#### Your objective:
Copy every record below exactly.

#### Provided records:
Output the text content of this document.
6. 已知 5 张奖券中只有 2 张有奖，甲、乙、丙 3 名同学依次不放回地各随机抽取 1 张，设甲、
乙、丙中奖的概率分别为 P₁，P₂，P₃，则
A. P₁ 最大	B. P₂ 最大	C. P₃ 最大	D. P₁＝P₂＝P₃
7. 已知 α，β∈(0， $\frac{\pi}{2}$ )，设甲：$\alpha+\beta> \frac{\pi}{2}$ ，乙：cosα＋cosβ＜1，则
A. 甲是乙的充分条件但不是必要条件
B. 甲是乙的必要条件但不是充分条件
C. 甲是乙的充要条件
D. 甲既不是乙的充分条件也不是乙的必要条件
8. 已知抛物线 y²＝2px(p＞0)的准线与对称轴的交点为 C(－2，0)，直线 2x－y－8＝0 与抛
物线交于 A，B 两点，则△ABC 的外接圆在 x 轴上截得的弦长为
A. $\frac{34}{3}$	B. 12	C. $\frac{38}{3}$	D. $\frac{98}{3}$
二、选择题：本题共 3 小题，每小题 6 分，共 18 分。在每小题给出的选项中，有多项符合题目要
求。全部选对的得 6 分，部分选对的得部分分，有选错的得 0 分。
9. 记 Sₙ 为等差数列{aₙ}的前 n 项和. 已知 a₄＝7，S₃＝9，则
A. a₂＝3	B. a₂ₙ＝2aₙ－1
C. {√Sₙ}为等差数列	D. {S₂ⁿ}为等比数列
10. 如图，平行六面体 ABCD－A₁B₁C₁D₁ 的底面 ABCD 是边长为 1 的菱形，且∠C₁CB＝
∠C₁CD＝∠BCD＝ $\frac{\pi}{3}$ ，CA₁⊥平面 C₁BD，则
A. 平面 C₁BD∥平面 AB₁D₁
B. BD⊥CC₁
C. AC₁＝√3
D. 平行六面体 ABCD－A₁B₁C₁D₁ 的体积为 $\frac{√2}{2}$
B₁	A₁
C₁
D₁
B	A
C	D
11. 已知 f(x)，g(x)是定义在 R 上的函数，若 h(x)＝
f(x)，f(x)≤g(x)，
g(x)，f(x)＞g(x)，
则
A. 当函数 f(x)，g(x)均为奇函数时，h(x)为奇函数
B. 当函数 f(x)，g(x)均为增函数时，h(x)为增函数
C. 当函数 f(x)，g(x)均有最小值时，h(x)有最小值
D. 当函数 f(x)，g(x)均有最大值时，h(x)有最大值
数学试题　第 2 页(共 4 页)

#### In response:
Output the text content of this document.
6. 已知 5 张奖券中只有 2 张有奖，甲、乙、丙 3 名同学依次不放回地各随机抽取 1 张，设甲、
乙、丙中奖的概率分别为 P₁，P₂，P₃，则
A. P₁ 最大	B. P₂ 最大	C. P₃ 最大	D. P₁＝P₂＝P₃
7. 已知 α，β∈(0， $\frac{\pi}{2}$ )，设甲：$\alpha+\beta> \frac{\pi}{2}$ ，乙：cosα＋cosβ＜1，则
A. 甲是乙的充分条件但不是必要条件
B. 甲是乙的必要条件但不是充分条件
C. 甲是乙的充要条件
D. 甲既不是乙的充分条件也不是乙的必要条件
8. 已知抛物线 y²＝2px(p＞0)的准线与对称轴的交点为 C(－2，0)，直线 2x－y－8＝0 与抛
物线交于 A，B 两点，则△ABC 的外接圆在 x 轴上截得的弦长为
A. $\frac{34}{3}$	B. 12	C. $\frac{38}{3}$	D. $\frac{98}{3}$
二、选择题：本题共 3 小题，每小题 6 分，共 18 分。在每小题给出的选项中，有多项符合题目要
求。全部选对的得 6 分，部分选对的得部分分，有选错的得 0 分。
9. 记 Sₙ 为等差数列{aₙ}的前 n 项和. 已知 a₄＝7，S₃＝9，则
A. a₂＝3	B. a₂ₙ＝2aₙ－1
C. {√Sₙ}为等差数列	D. {S₂ⁿ}为等比数列
10. 如图，平行六面体 ABCD－A₁B₁C₁D₁ 的底面 ABCD 是边长为 1 的菱形，且∠C₁CB＝
∠C₁CD＝∠BCD＝ $\frac{\pi}{3}$ ，CA₁⊥平面 C₁BD，则
A. 平面 C₁BD∥平面 AB₁D₁
B. BD⊥CC₁
C. AC₁＝√3
D. 平行六面体 ABCD－A₁B₁C₁D₁ 的体积为 $\frac{√2}{2}$
B₁	A₁
C₁
D₁
B	A
C	D
11. 已知 f(x)，g(x)是定义在 R 上的函数，若 h(x)＝
f(x)，f(x)≤g(x)，
g(x)，f(x)＞g(x)，
则
A. 当函数 f(x)，g(x)均为奇函数时，h(x)为奇函数
B. 当函数 f(x)，g(x)均为增函数时，h(x)为增函数
C. 当函数 f(x)，g(x)均有最小值时，h(x)有最小值
D. 当函数 f(x)，g(x)均有最大值时，h(x)有最大值
数学试题　第 2 页(共 4 页)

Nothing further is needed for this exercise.